(Stored data entries)
□ □ □ □ □

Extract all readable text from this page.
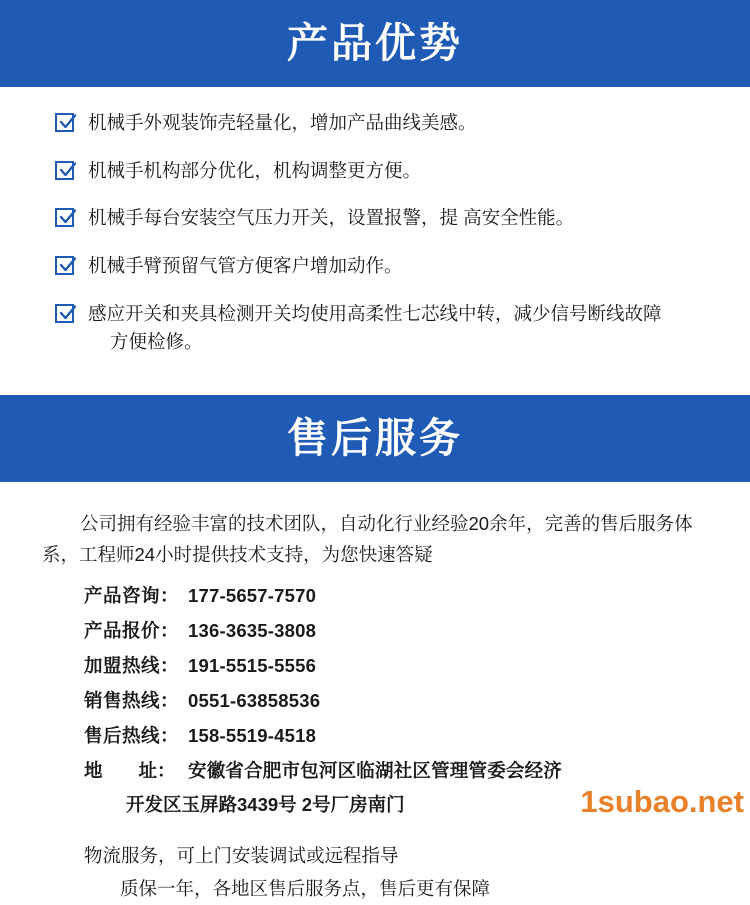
产品优势
机械手外观装饰壳轻量化，增加产品曲线美感。
机械手机构部分优化，机构调整更方便。
机械手每台安装空气压力开关，设置报警，提 高安全性能。
机械手臂预留气管方便客户增加动作。
感应开关和夹具检测开关均使用高柔性七芯线中转，减少信号断线故障
方便检修。
售后服务
公司拥有经验丰富的技术团队，自动化行业经验20余年，完善的售后服务体系，工程师24小时提供技术支持，为您快速答疑
产品咨询： 177-5657-7570
产品报价： 136-3635-3808
加盟热线： 191-5515-5556
销售热线： 0551-63858536
售后热线： 158-5519-4518
地 址： 安徽省合肥市包河区临湖社区管理管委会经济
开发区玉屏路3439号 2号厂房南门
物流服务，可上门安装调试或远程指导
质保一年，各地区售后服务点，售后更有保障
1subao.net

□ □ □ □ □

▸ **Set problem**:
Copy out each line exactly, without the pictures.

▸ **Solution for this exercise**:
Extract all readable text from this page.
产品优势
机械手外观装饰壳轻量化，增加产品曲线美感。
机械手机构部分优化，机构调整更方便。
机械手每台安装空气压力开关，设置报警，提 高安全性能。
机械手臂预留气管方便客户增加动作。
感应开关和夹具检测开关均使用高柔性七芯线中转，减少信号断线故障
方便检修。
售后服务
公司拥有经验丰富的技术团队，自动化行业经验20余年，完善的售后服务体系，工程师24小时提供技术支持，为您快速答疑
产品咨询： 177-5657-7570
产品报价： 136-3635-3808
加盟热线： 191-5515-5556
销售热线： 0551-63858536
售后热线： 158-5519-4518
地 址： 安徽省合肥市包河区临湖社区管理管委会经济
开发区玉屏路3439号 2号厂房南门
物流服务，可上门安装调试或远程指导
质保一年，各地区售后服务点，售后更有保障
1subao.net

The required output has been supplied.